Instructions to follow | Please duplicate the listing lines starting at the line that contains "fraction <box>678 1038 793 1069</box>" and ending at the line that contains "x-tick-label: C <box>805 748 815 764</box>", both included, and nothing else.

Recorded data |
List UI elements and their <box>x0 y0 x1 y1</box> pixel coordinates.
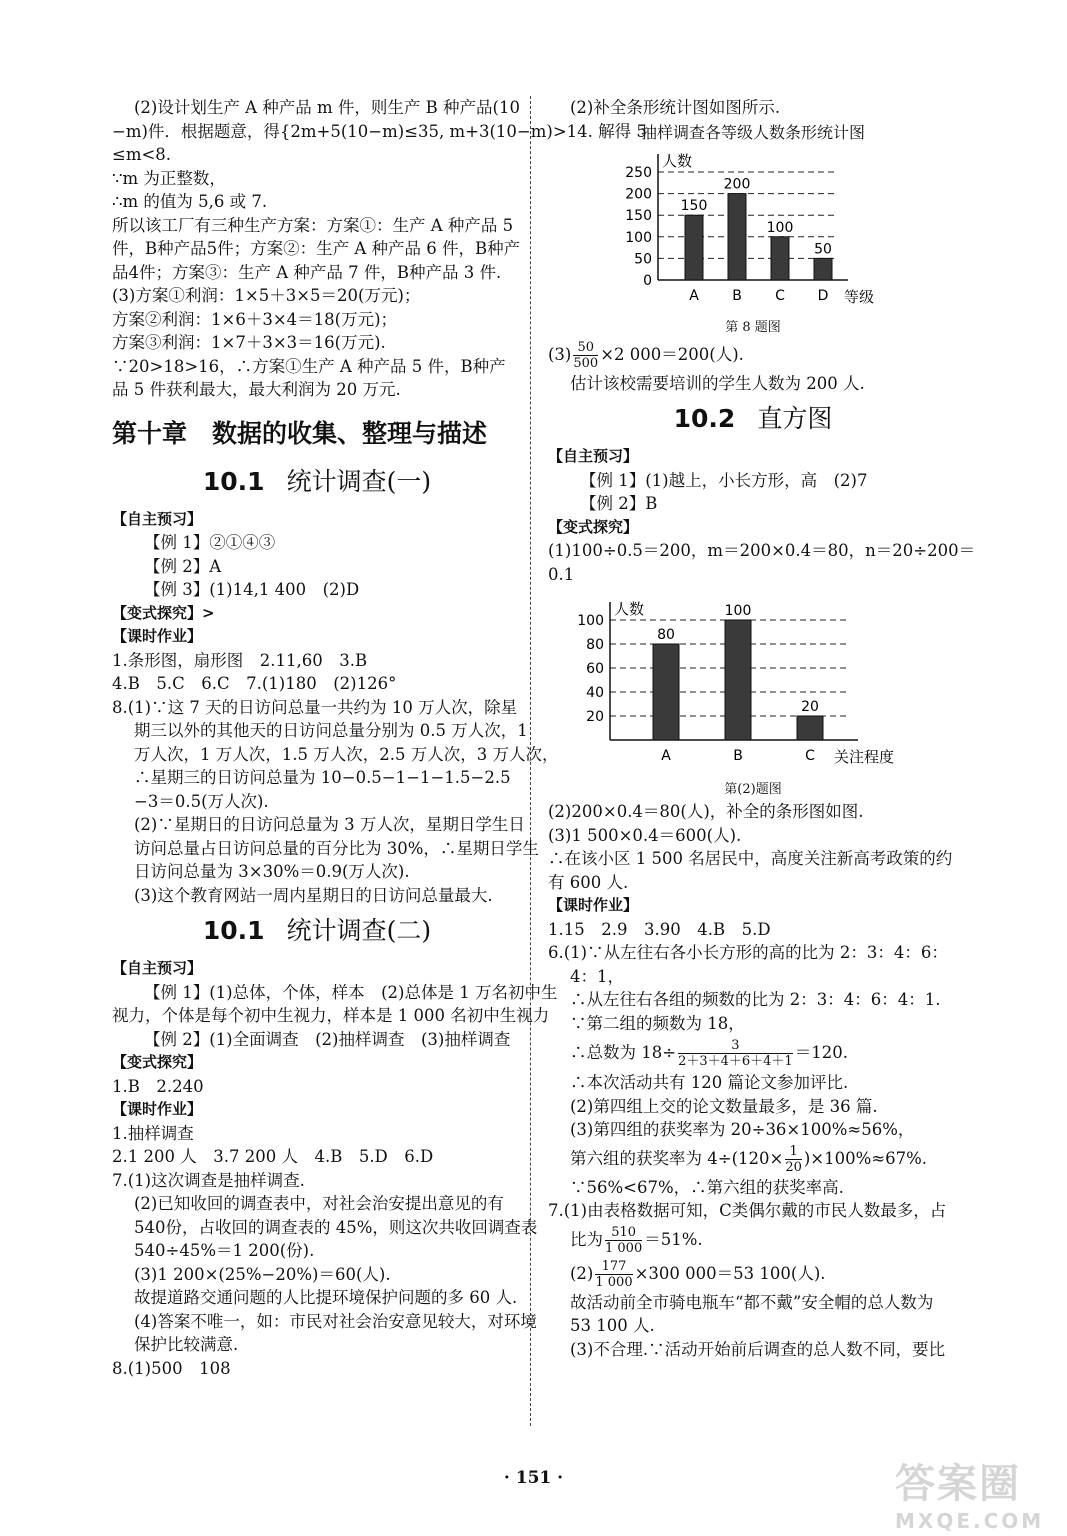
fraction <box>678 1038 793 1069</box>
answer-line: 件，B种产品5件；方案②：生产 A 种产品 6 件，B种产 <box>112 239 521 258</box>
bar-value-label: 20 <box>801 699 819 715</box>
answer-line: ∴从左往右各组的频数的比为 2：3：4：6：4：1. <box>570 990 941 1009</box>
y-tick-label: 20 <box>586 709 604 725</box>
fraction-numerator: 50 <box>573 340 598 356</box>
x-tick-label: C <box>805 748 815 764</box>
answer-line: −m)件．根据题意，得{2m+5(10−m)≤35, m+3(10−m)>14. 解得 5 <box>112 121 647 141</box>
section-10-2-late <box>548 1176 958 1223</box>
answer-line: (2)已知收回的调查表中，对社会治安提出意见的有 <box>134 1194 504 1213</box>
y-tick-label: 80 <box>586 637 604 653</box>
answer-line: ∵第二组的频数为 18， <box>570 1013 745 1033</box>
answer-line: ∴在该小区 1 500 名居民中，高度关注新高考政策的约 <box>548 849 953 868</box>
bar <box>653 644 679 740</box>
answer-line: (3)第四组的获奖率为 20÷36×100%≈56%， <box>570 1120 915 1139</box>
answer-line: 【例 3】(1)14,1 400 (2)D <box>144 580 360 599</box>
answer-line: 日访问总量为 3×30%＝0.9(万人次). <box>134 862 410 881</box>
fraction-denominator: 1 000 <box>595 1274 633 1290</box>
answer-line: 4：1， <box>570 966 624 986</box>
answer-line: (2)200×0.4＝80(人)，补全的条形图如图. <box>548 802 864 821</box>
answer-line: 1.B 2.240 <box>112 1076 204 1096</box>
answer-line-sixth <box>548 1142 958 1176</box>
y-tick-label: 250 <box>625 164 652 181</box>
section-tag: 【变式探究】> <box>112 603 215 622</box>
section-name: 直方图 <box>757 404 833 433</box>
answer-line-ratio <box>548 1223 958 1257</box>
bar <box>725 620 751 740</box>
answer-line: 【例 2】B <box>580 494 658 513</box>
bar <box>814 258 832 280</box>
bar-value-label: 80 <box>657 627 675 643</box>
y-tick-label: 100 <box>625 229 652 246</box>
fraction <box>785 1144 802 1175</box>
text-suffix: )×100%≈67%. <box>803 1148 928 1168</box>
section-10-1-b-body <box>112 957 558 1380</box>
text-suffix: ＝120. <box>794 1043 848 1062</box>
answer-line: (3)1 500×0.4＝600(人). <box>548 825 742 845</box>
fraction-numerator: 177 <box>595 1259 632 1275</box>
x-tick-label: A <box>689 287 699 304</box>
y-axis-label: 人数 <box>614 600 645 618</box>
answer-line: ≤m<8. <box>112 145 172 164</box>
answer-line: 品 5 件获利最大，最大利润为 20 万元. <box>112 380 401 399</box>
bar-chart-1 <box>548 150 875 310</box>
bar-chart-2 <box>548 590 928 772</box>
section-10-2-body <box>548 800 958 1035</box>
answer-line: 故提道路交通问题的人比提环境保护问题的多 60 人. <box>134 1288 518 1307</box>
answer-line: 2.1 200 人 3.7 200 人 4.B 5.D 6.D <box>112 1147 434 1166</box>
answer-line: ∵20>18>16，∴方案①生产 A 种产品 5 件，B种产 <box>112 356 506 376</box>
answer-line-total <box>548 1035 958 1071</box>
answer-line: 6.(1)∵从左往右各小长方形的高的比为 2：3：4：6： <box>548 943 948 962</box>
watermark-logo <box>895 1452 1045 1533</box>
answer-line: 8.(1)∵这 7 天的日访问总量一共约为 10 万人次，除星 <box>112 697 518 717</box>
fraction-numerator: 3 <box>678 1038 793 1054</box>
bar-value-label: 100 <box>766 219 794 236</box>
answer-line: ∵m 为正整数， <box>112 168 226 188</box>
answer-line: (3)方案①利润：1×5＋3×5＝20(万元)； <box>112 286 421 305</box>
y-tick-label: 60 <box>586 661 604 677</box>
x-tick-label: B <box>732 287 742 304</box>
page-number: · 151 · <box>503 1468 564 1488</box>
answer-line: 1.条形图，扇形图 2.11,60 3.B <box>112 650 368 670</box>
bar <box>771 236 789 279</box>
answer-line: ∴m 的值为 5,6 或 7. <box>112 192 268 211</box>
bar <box>728 193 746 279</box>
answer-line: 所以该工厂有三种生产方案：方案①：生产 A 种产品 5 <box>112 215 514 235</box>
answer-line: (3)这个教育网站一周内星期日的日访问总量最大. <box>134 885 493 905</box>
y-tick-label: 0 <box>643 272 652 289</box>
chart2-wrapper <box>548 590 958 776</box>
section-10-2-end <box>548 1291 958 1362</box>
text-suffix: ×300 000＝53 100(人). <box>634 1263 826 1283</box>
answer-line: 【例 1】②①④③ <box>144 533 276 552</box>
bar-value-label: 100 <box>724 603 752 619</box>
answer-line: 品4件；方案③：生产 A 种产品 7 件，B种产品 3 件. <box>112 262 502 282</box>
text-prefix: ∴总数为 18÷ <box>570 1043 677 1062</box>
bar <box>797 716 823 740</box>
answer-line: 53 100 人. <box>570 1316 655 1335</box>
y-tick-label: 40 <box>586 685 604 701</box>
calc-prefix: (3) <box>548 344 572 364</box>
answer-line: (1)100÷0.5＝200，m＝200×0.4＝80，n＝20÷200＝ <box>548 541 976 560</box>
answer-line: 1.抽样调查 <box>112 1123 194 1143</box>
x-axis-label: 等级 <box>844 287 875 306</box>
fraction-denominator: 20 <box>785 1159 802 1175</box>
section-10-1-a-body <box>112 508 559 908</box>
x-tick-label: A <box>661 748 671 764</box>
y-tick-label: 100 <box>577 613 604 629</box>
section-title-10-1-a <box>112 462 522 502</box>
answer-line: 访问总量占日访问总量的百分比为 30%，∴星期日学生 <box>134 838 539 858</box>
answer-line: 万人次，1 万人次，1.5 万人次，2.5 万人次，3 万人次， <box>134 744 559 764</box>
section-tag: 【自主预习】 <box>112 509 203 528</box>
section-name: 统计调查(二) <box>286 916 432 945</box>
answer-line: (2)∵星期日的日访问总量为 3 万人次，星期日学生日 <box>134 815 525 834</box>
bar-value-label: 50 <box>814 240 832 257</box>
answer-line: 【例 1】(1)总体，个体，样本 (2)总体是 1 万名初中生 <box>144 982 558 1002</box>
section-name: 统计调查(一) <box>286 466 432 496</box>
answer-line: 4.B 5.C 6.C 7.(1)180 (2)126° <box>112 674 397 693</box>
section-number: 10.2 <box>673 404 736 433</box>
answer-line: 7.(1)这次调查是抽样调查. <box>112 1170 305 1190</box>
watermark-url: MXQE.COM <box>895 1509 1045 1533</box>
y-tick-label: 50 <box>634 250 652 267</box>
answer-line: ∴本次活动共有 120 篇论文参加评比. <box>570 1073 849 1092</box>
fraction-denominator: 1 000 <box>605 1240 643 1256</box>
answer-line: 0.1 <box>548 564 575 584</box>
answer-line: 有 600 人. <box>548 872 629 892</box>
answer-line: 方案②利润：1×6＋3×4＝18(万元)； <box>112 309 398 329</box>
fraction-denominator: 500 <box>573 355 599 371</box>
text-prefix: 第六组的获奖率为 4÷(120× <box>570 1148 784 1168</box>
answer-line: 7.(1)由表格数据可知，C类偶尔戴的市民人数最多，占 <box>548 1201 947 1220</box>
answer-line: 视力，个体是每个初中生视力，样本是 1 000 名初中生视力 <box>112 1006 550 1025</box>
x-axis-label: 关注程度 <box>834 748 895 766</box>
chart1-title: 抽样调查各等级人数条形统计图 <box>640 122 865 142</box>
section-tag: 【课时作业】 <box>548 896 639 914</box>
answer-line-estimate <box>548 1257 958 1291</box>
text-prefix: (2) <box>570 1263 594 1283</box>
calc-suffix: ×2 000＝200(人). <box>600 344 744 364</box>
text-prefix: 比为 <box>570 1229 603 1249</box>
chart1-caption: 第 8 题图 <box>725 319 781 335</box>
answer-line: 【例 2】A <box>144 556 222 576</box>
section-tag: 【自主预习】 <box>548 447 639 465</box>
chapter-title: 第十章 数据的收集、整理与描述 <box>112 418 488 448</box>
answer-line: ∵56%<67%，∴第六组的获奖率高. <box>570 1177 844 1197</box>
chart1-wrapper <box>548 150 958 314</box>
fraction-numerator: 510 <box>605 1225 642 1241</box>
chart2-caption: 第(2)题图 <box>724 782 782 797</box>
y-tick-label: 150 <box>625 207 652 224</box>
section-tag: 【课时作业】 <box>112 627 203 645</box>
answer-line: ∴星期三的日访问总量为 10−0.5−1−1−1.5−2.5 <box>134 768 511 787</box>
fraction <box>605 1225 642 1256</box>
answer-line: (4)答案不唯一，如：市民对社会治安意见较大，对环境 <box>134 1311 537 1331</box>
y-axis-label: 人数 <box>662 151 693 170</box>
fraction <box>595 1259 632 1290</box>
answer-line: 540÷45%＝1 200(份). <box>134 1241 315 1260</box>
answer-line: 8.(1)500 108 <box>112 1358 231 1378</box>
section-tag: 【课时作业】 <box>112 1100 203 1118</box>
section-title-10-1-b <box>112 911 522 951</box>
x-tick-label: D <box>817 287 829 304</box>
text-suffix: ＝51%. <box>644 1229 703 1249</box>
answer-line: 1.15 2.9 3.90 4.B 5.D <box>548 919 771 939</box>
answer-line-fraction <box>548 338 958 372</box>
x-tick-label: C <box>775 287 785 304</box>
answer-line: (3)1 200×(25%−20%)＝60(人). <box>134 1264 391 1284</box>
answer-line: 方案③利润：1×7＋3×3＝16(万元). <box>112 333 386 352</box>
answer-line: 【例 1】(1)越上，小长方形，高 (2)7 <box>580 470 868 490</box>
section-10-2-mid <box>548 1071 958 1142</box>
section-number: 10.1 <box>202 916 265 945</box>
section-10-2-top <box>548 445 976 586</box>
fraction <box>573 340 598 371</box>
answer-line: 【例 2】(1)全面调查 (2)抽样调查 (3)抽样调查 <box>144 1029 511 1049</box>
bar <box>685 215 703 280</box>
section-tag: 【自主预习】 <box>112 959 203 977</box>
bar-value-label: 150 <box>680 197 708 214</box>
x-tick-label: B <box>733 748 743 764</box>
answer-line: 保护比较满意. <box>134 1335 239 1354</box>
watermark-text: 答案圈 <box>895 1461 1021 1507</box>
fraction-denominator: 2＋3＋4＋6＋4＋1 <box>678 1054 793 1069</box>
section-number: 10.1 <box>202 466 265 496</box>
fraction-numerator: 1 <box>785 1144 802 1160</box>
answer-line: (3)不合理.∵活动开始前后调查的总人数不同，要比 <box>570 1339 946 1359</box>
answer-line: (2)第四组上交的论文数量最多，是 36 篇. <box>570 1096 878 1116</box>
answer-line: (2)补全条形统计图如图所示. <box>570 98 781 117</box>
bar-value-label: 200 <box>723 176 751 193</box>
answer-line: 估计该校需要培训的学生人数为 200 人. <box>570 373 865 393</box>
y-tick-label: 200 <box>625 186 652 203</box>
right-column <box>548 96 976 1361</box>
answer-line: (2)设计划生产 A 种产品 m 件，则生产 B 种产品(10 <box>134 98 520 117</box>
answer-line: 540份，占收回的调查表的 45%，则这次共收回调查表 <box>134 1217 538 1237</box>
answer-line: 期三以外的其他天的日访问总量分别为 0.5 万人次，1 <box>134 721 528 740</box>
section-title-10-2 <box>548 399 958 439</box>
answer-line: 故活动前全市骑电瓶车“都不戴”安全帽的总人数为 <box>570 1292 934 1312</box>
section-tag: 【变式探究】 <box>548 517 639 536</box>
answer-line: −3＝0.5(万人次). <box>134 791 269 811</box>
section-tag: 【变式探究】 <box>112 1053 203 1071</box>
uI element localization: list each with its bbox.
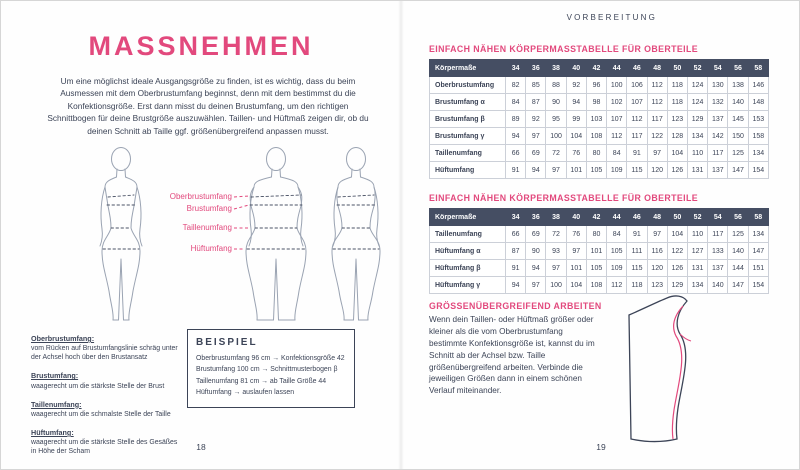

Output |
fraction <box>678 1038 793 1069</box>
answer-line: 件，B种产品5件；方案②：生产 A 种产品 6 件，B种产 <box>112 239 521 258</box>
bar-value-label: 20 <box>801 699 819 715</box>
answer-line: ∴从左往右各组的频数的比为 2：3：4：6：4：1. <box>570 990 941 1009</box>
y-tick-label: 20 <box>586 709 604 725</box>
fraction-numerator: 50 <box>573 340 598 356</box>
x-tick-label: C <box>805 748 815 764</box>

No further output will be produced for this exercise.